=== Material provided ===
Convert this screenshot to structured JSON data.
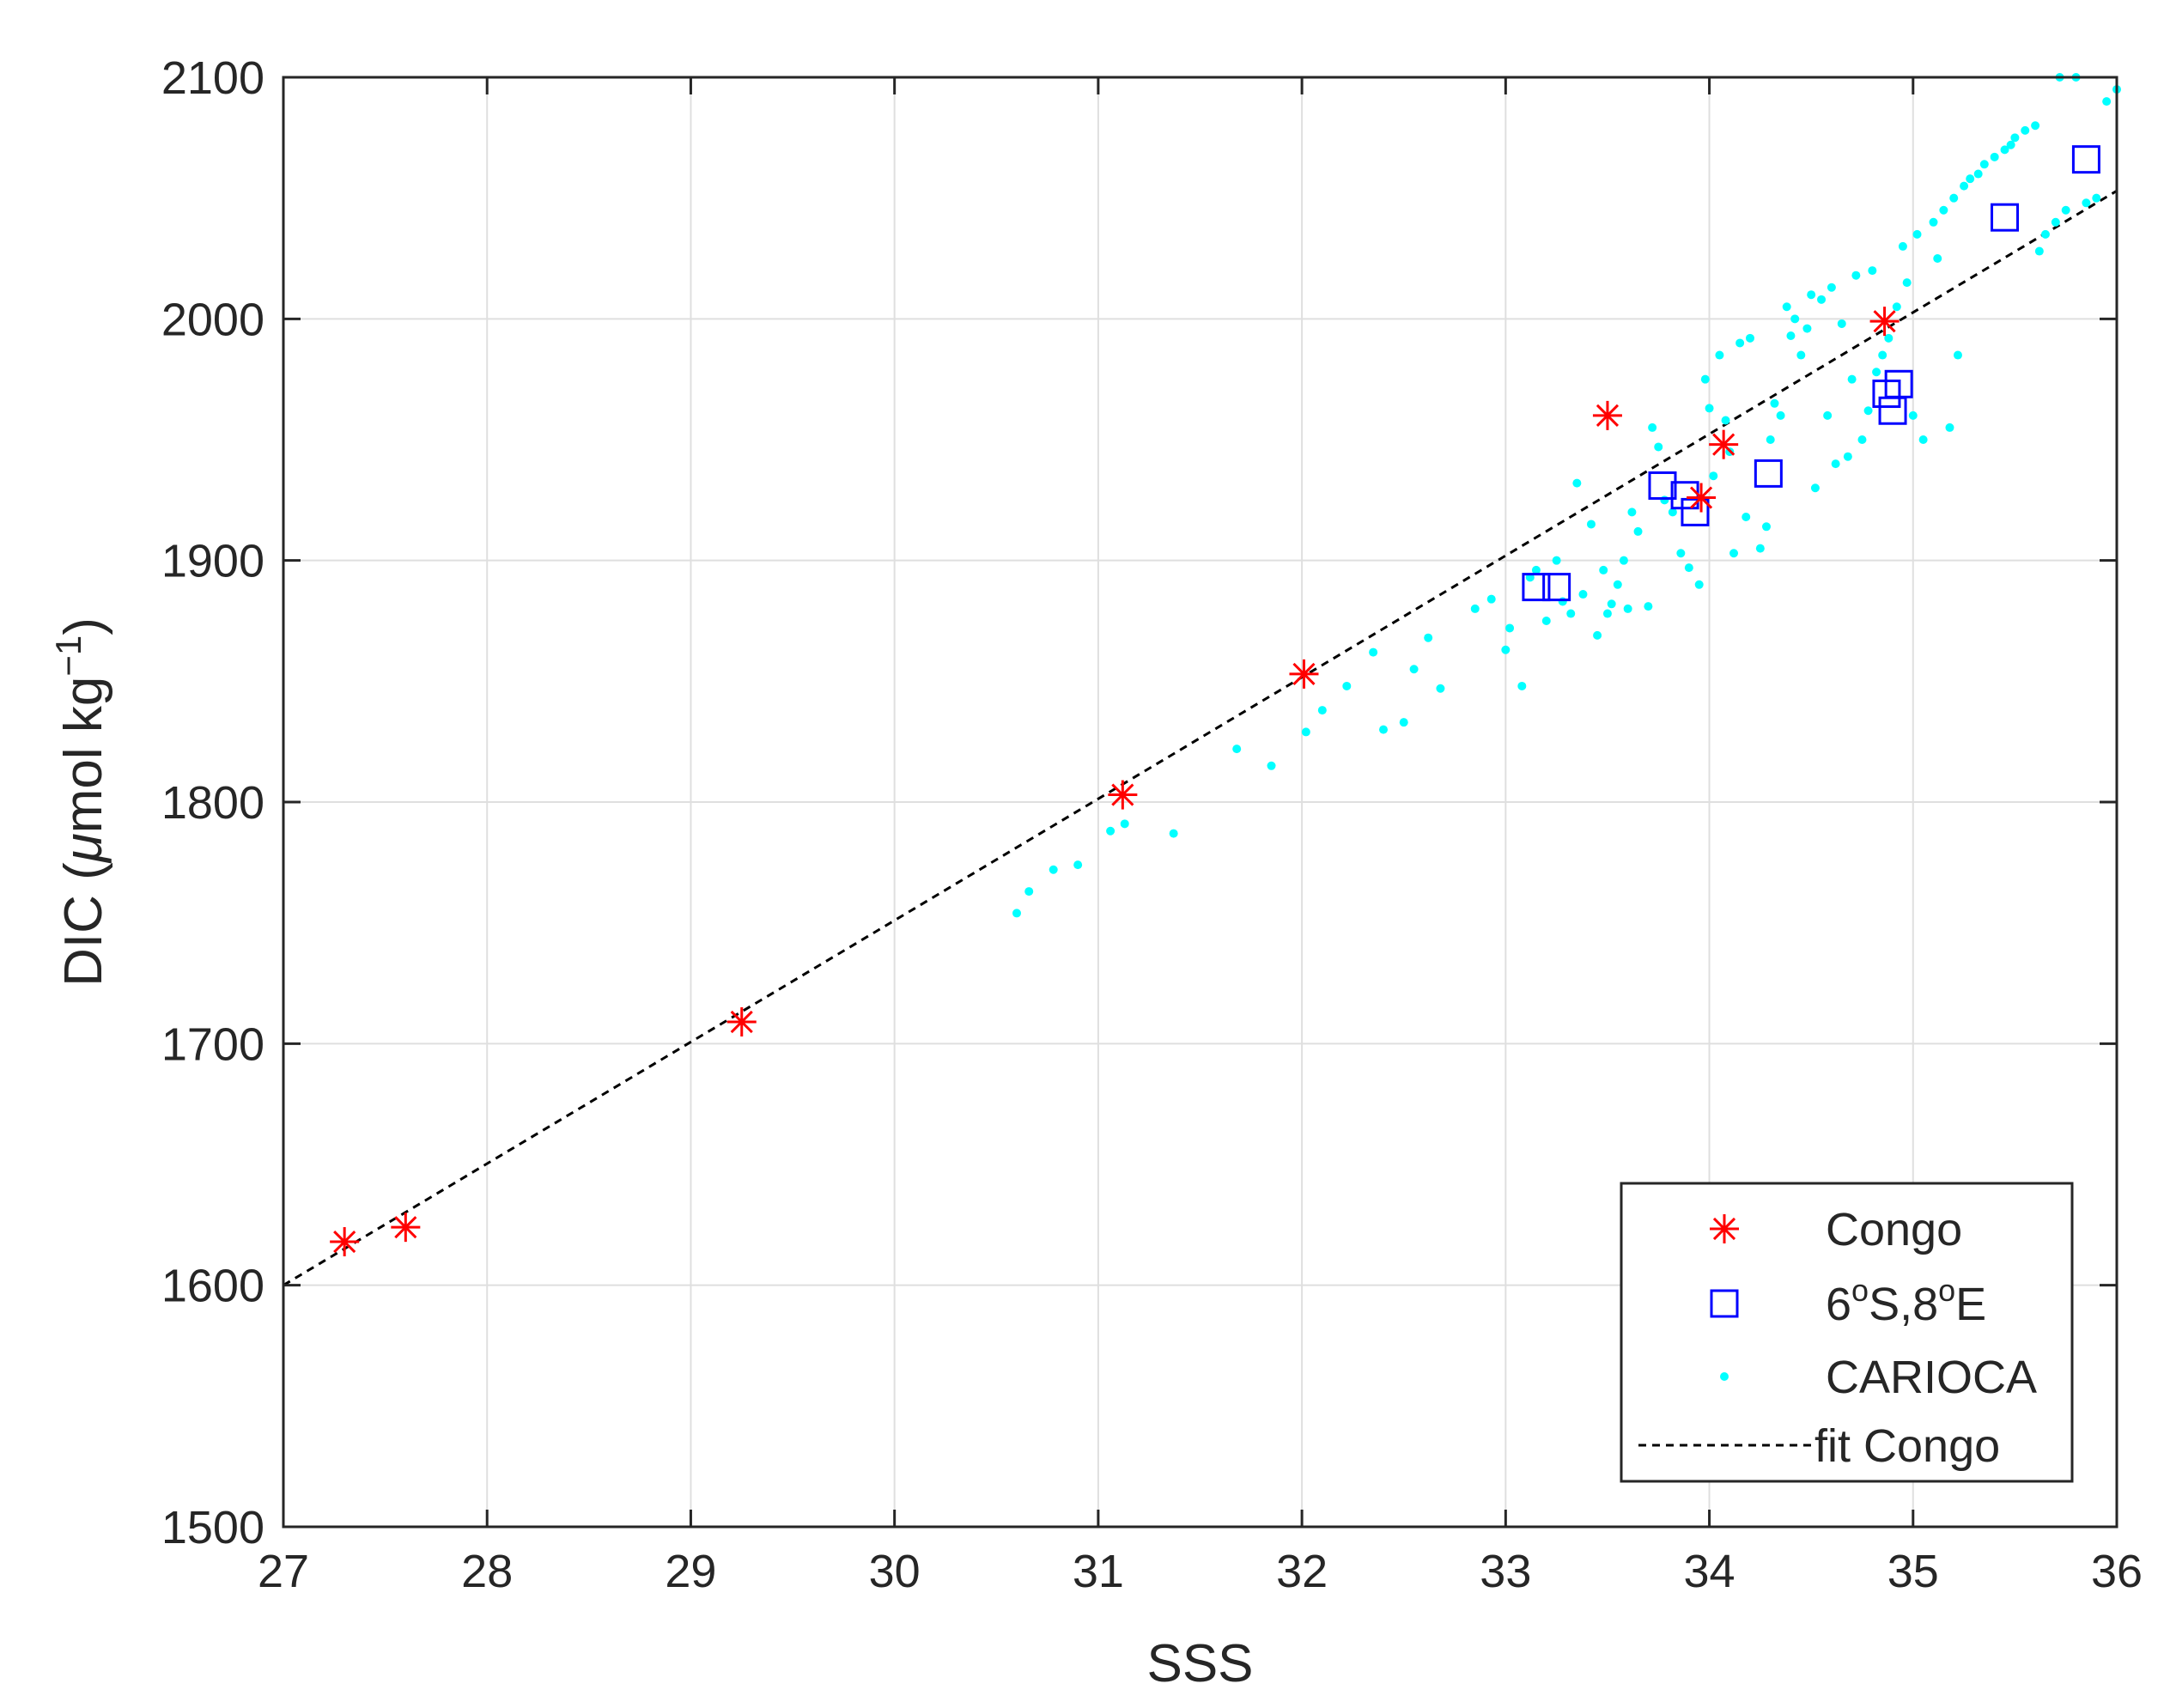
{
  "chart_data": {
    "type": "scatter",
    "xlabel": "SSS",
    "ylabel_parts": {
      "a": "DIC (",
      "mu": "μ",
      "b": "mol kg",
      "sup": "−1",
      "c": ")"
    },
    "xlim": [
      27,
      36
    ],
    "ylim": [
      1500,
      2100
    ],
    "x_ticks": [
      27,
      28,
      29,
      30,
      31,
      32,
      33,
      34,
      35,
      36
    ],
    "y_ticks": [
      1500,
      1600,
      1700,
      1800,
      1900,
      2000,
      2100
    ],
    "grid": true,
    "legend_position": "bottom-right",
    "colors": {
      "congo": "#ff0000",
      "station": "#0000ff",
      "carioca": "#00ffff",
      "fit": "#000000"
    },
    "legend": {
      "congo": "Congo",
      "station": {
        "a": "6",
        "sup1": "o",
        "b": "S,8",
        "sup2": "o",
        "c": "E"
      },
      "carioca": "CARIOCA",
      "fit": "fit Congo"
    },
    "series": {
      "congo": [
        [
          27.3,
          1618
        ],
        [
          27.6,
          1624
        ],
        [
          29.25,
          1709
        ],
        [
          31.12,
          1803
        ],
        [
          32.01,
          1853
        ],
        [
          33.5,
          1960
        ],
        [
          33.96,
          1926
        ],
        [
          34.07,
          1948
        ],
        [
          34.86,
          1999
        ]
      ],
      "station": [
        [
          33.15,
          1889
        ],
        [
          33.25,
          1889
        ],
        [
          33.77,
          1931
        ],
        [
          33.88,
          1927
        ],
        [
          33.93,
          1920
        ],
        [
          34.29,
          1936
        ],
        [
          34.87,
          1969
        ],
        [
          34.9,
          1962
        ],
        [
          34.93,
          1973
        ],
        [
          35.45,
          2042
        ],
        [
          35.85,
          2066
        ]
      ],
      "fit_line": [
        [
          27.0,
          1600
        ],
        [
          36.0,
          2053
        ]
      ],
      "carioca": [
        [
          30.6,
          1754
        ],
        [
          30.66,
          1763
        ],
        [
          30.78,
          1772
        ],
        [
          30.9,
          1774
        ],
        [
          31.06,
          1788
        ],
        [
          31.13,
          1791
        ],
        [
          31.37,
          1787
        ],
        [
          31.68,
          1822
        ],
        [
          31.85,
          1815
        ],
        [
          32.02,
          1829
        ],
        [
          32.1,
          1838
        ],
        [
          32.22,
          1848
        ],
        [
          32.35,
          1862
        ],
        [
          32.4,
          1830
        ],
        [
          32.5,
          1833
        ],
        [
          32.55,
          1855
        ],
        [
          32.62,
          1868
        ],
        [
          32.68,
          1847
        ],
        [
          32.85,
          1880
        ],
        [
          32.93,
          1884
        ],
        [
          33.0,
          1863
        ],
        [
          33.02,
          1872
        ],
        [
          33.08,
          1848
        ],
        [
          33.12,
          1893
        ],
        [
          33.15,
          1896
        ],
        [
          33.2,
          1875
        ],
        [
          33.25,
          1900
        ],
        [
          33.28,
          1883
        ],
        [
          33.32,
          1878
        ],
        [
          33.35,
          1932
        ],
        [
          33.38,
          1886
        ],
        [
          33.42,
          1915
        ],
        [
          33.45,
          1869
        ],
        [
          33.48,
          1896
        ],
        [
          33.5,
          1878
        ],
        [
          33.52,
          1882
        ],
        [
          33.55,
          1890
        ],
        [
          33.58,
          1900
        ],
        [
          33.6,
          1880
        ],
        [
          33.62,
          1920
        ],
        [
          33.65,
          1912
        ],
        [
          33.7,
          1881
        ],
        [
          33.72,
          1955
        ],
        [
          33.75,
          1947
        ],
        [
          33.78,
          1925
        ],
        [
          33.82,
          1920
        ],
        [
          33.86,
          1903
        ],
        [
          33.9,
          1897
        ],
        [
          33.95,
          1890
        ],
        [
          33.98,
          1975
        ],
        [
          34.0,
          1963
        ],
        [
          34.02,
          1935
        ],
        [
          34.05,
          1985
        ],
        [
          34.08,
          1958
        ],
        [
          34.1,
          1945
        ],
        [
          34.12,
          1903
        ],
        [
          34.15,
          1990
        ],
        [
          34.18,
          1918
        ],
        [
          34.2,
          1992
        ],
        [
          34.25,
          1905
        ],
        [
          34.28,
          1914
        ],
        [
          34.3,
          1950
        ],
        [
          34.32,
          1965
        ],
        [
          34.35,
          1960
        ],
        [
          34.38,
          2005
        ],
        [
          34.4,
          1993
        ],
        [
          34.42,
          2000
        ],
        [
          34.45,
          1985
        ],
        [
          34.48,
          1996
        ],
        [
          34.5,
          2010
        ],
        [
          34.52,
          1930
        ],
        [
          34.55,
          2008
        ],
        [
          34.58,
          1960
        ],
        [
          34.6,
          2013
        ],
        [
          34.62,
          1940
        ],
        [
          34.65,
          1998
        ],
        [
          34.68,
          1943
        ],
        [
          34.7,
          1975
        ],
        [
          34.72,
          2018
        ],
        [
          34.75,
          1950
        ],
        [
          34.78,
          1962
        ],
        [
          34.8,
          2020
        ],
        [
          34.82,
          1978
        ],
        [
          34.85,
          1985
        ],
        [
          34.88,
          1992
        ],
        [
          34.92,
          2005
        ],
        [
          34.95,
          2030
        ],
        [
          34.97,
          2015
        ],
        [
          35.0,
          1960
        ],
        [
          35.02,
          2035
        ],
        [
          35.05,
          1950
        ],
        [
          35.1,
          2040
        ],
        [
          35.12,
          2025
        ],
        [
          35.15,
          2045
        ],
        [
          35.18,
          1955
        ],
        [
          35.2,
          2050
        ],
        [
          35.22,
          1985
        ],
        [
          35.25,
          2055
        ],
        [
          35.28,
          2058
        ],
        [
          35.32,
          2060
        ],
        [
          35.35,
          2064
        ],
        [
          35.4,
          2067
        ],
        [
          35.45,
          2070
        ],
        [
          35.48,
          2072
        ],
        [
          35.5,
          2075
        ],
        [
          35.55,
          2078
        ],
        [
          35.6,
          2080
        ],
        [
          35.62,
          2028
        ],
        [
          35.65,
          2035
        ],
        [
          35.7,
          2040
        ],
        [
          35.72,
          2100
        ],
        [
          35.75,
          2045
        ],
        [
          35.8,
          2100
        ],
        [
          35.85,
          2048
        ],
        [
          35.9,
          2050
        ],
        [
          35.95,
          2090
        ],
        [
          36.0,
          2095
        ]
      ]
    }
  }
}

=== Directive ===
With the pictures left out, transcribe the material exactly.

=== Exercise output ===
Convert this screenshot to structured JSON data.
{
  "chart_data": {
    "type": "scatter",
    "xlabel": "SSS",
    "ylabel_parts": {
      "a": "DIC (",
      "mu": "μ",
      "b": "mol kg",
      "sup": "−1",
      "c": ")"
    },
    "xlim": [
      27,
      36
    ],
    "ylim": [
      1500,
      2100
    ],
    "x_ticks": [
      27,
      28,
      29,
      30,
      31,
      32,
      33,
      34,
      35,
      36
    ],
    "y_ticks": [
      1500,
      1600,
      1700,
      1800,
      1900,
      2000,
      2100
    ],
    "grid": true,
    "legend_position": "bottom-right",
    "colors": {
      "congo": "#ff0000",
      "station": "#0000ff",
      "carioca": "#00ffff",
      "fit": "#000000"
    },
    "legend": {
      "congo": "Congo",
      "station": {
        "a": "6",
        "sup1": "o",
        "b": "S,8",
        "sup2": "o",
        "c": "E"
      },
      "carioca": "CARIOCA",
      "fit": "fit Congo"
    },
    "series": {
      "congo": [
        [
          27.3,
          1618
        ],
        [
          27.6,
          1624
        ],
        [
          29.25,
          1709
        ],
        [
          31.12,
          1803
        ],
        [
          32.01,
          1853
        ],
        [
          33.5,
          1960
        ],
        [
          33.96,
          1926
        ],
        [
          34.07,
          1948
        ],
        [
          34.86,
          1999
        ]
      ],
      "station": [
        [
          33.15,
          1889
        ],
        [
          33.25,
          1889
        ],
        [
          33.77,
          1931
        ],
        [
          33.88,
          1927
        ],
        [
          33.93,
          1920
        ],
        [
          34.29,
          1936
        ],
        [
          34.87,
          1969
        ],
        [
          34.9,
          1962
        ],
        [
          34.93,
          1973
        ],
        [
          35.45,
          2042
        ],
        [
          35.85,
          2066
        ]
      ],
      "fit_line": [
        [
          27.0,
          1600
        ],
        [
          36.0,
          2053
        ]
      ],
      "carioca": [
        [
          30.6,
          1754
        ],
        [
          30.66,
          1763
        ],
        [
          30.78,
          1772
        ],
        [
          30.9,
          1774
        ],
        [
          31.06,
          1788
        ],
        [
          31.13,
          1791
        ],
        [
          31.37,
          1787
        ],
        [
          31.68,
          1822
        ],
        [
          31.85,
          1815
        ],
        [
          32.02,
          1829
        ],
        [
          32.1,
          1838
        ],
        [
          32.22,
          1848
        ],
        [
          32.35,
          1862
        ],
        [
          32.4,
          1830
        ],
        [
          32.5,
          1833
        ],
        [
          32.55,
          1855
        ],
        [
          32.62,
          1868
        ],
        [
          32.68,
          1847
        ],
        [
          32.85,
          1880
        ],
        [
          32.93,
          1884
        ],
        [
          33.0,
          1863
        ],
        [
          33.02,
          1872
        ],
        [
          33.08,
          1848
        ],
        [
          33.12,
          1893
        ],
        [
          33.15,
          1896
        ],
        [
          33.2,
          1875
        ],
        [
          33.25,
          1900
        ],
        [
          33.28,
          1883
        ],
        [
          33.32,
          1878
        ],
        [
          33.35,
          1932
        ],
        [
          33.38,
          1886
        ],
        [
          33.42,
          1915
        ],
        [
          33.45,
          1869
        ],
        [
          33.48,
          1896
        ],
        [
          33.5,
          1878
        ],
        [
          33.52,
          1882
        ],
        [
          33.55,
          1890
        ],
        [
          33.58,
          1900
        ],
        [
          33.6,
          1880
        ],
        [
          33.62,
          1920
        ],
        [
          33.65,
          1912
        ],
        [
          33.7,
          1881
        ],
        [
          33.72,
          1955
        ],
        [
          33.75,
          1947
        ],
        [
          33.78,
          1925
        ],
        [
          33.82,
          1920
        ],
        [
          33.86,
          1903
        ],
        [
          33.9,
          1897
        ],
        [
          33.95,
          1890
        ],
        [
          33.98,
          1975
        ],
        [
          34.0,
          1963
        ],
        [
          34.02,
          1935
        ],
        [
          34.05,
          1985
        ],
        [
          34.08,
          1958
        ],
        [
          34.1,
          1945
        ],
        [
          34.12,
          1903
        ],
        [
          34.15,
          1990
        ],
        [
          34.18,
          1918
        ],
        [
          34.2,
          1992
        ],
        [
          34.25,
          1905
        ],
        [
          34.28,
          1914
        ],
        [
          34.3,
          1950
        ],
        [
          34.32,
          1965
        ],
        [
          34.35,
          1960
        ],
        [
          34.38,
          2005
        ],
        [
          34.4,
          1993
        ],
        [
          34.42,
          2000
        ],
        [
          34.45,
          1985
        ],
        [
          34.48,
          1996
        ],
        [
          34.5,
          2010
        ],
        [
          34.52,
          1930
        ],
        [
          34.55,
          2008
        ],
        [
          34.58,
          1960
        ],
        [
          34.6,
          2013
        ],
        [
          34.62,
          1940
        ],
        [
          34.65,
          1998
        ],
        [
          34.68,
          1943
        ],
        [
          34.7,
          1975
        ],
        [
          34.72,
          2018
        ],
        [
          34.75,
          1950
        ],
        [
          34.78,
          1962
        ],
        [
          34.8,
          2020
        ],
        [
          34.82,
          1978
        ],
        [
          34.85,
          1985
        ],
        [
          34.88,
          1992
        ],
        [
          34.92,
          2005
        ],
        [
          34.95,
          2030
        ],
        [
          34.97,
          2015
        ],
        [
          35.0,
          1960
        ],
        [
          35.02,
          2035
        ],
        [
          35.05,
          1950
        ],
        [
          35.1,
          2040
        ],
        [
          35.12,
          2025
        ],
        [
          35.15,
          2045
        ],
        [
          35.18,
          1955
        ],
        [
          35.2,
          2050
        ],
        [
          35.22,
          1985
        ],
        [
          35.25,
          2055
        ],
        [
          35.28,
          2058
        ],
        [
          35.32,
          2060
        ],
        [
          35.35,
          2064
        ],
        [
          35.4,
          2067
        ],
        [
          35.45,
          2070
        ],
        [
          35.48,
          2072
        ],
        [
          35.5,
          2075
        ],
        [
          35.55,
          2078
        ],
        [
          35.6,
          2080
        ],
        [
          35.62,
          2028
        ],
        [
          35.65,
          2035
        ],
        [
          35.7,
          2040
        ],
        [
          35.72,
          2100
        ],
        [
          35.75,
          2045
        ],
        [
          35.8,
          2100
        ],
        [
          35.85,
          2048
        ],
        [
          35.9,
          2050
        ],
        [
          35.95,
          2090
        ],
        [
          36.0,
          2095
        ]
      ]
    }
  }
}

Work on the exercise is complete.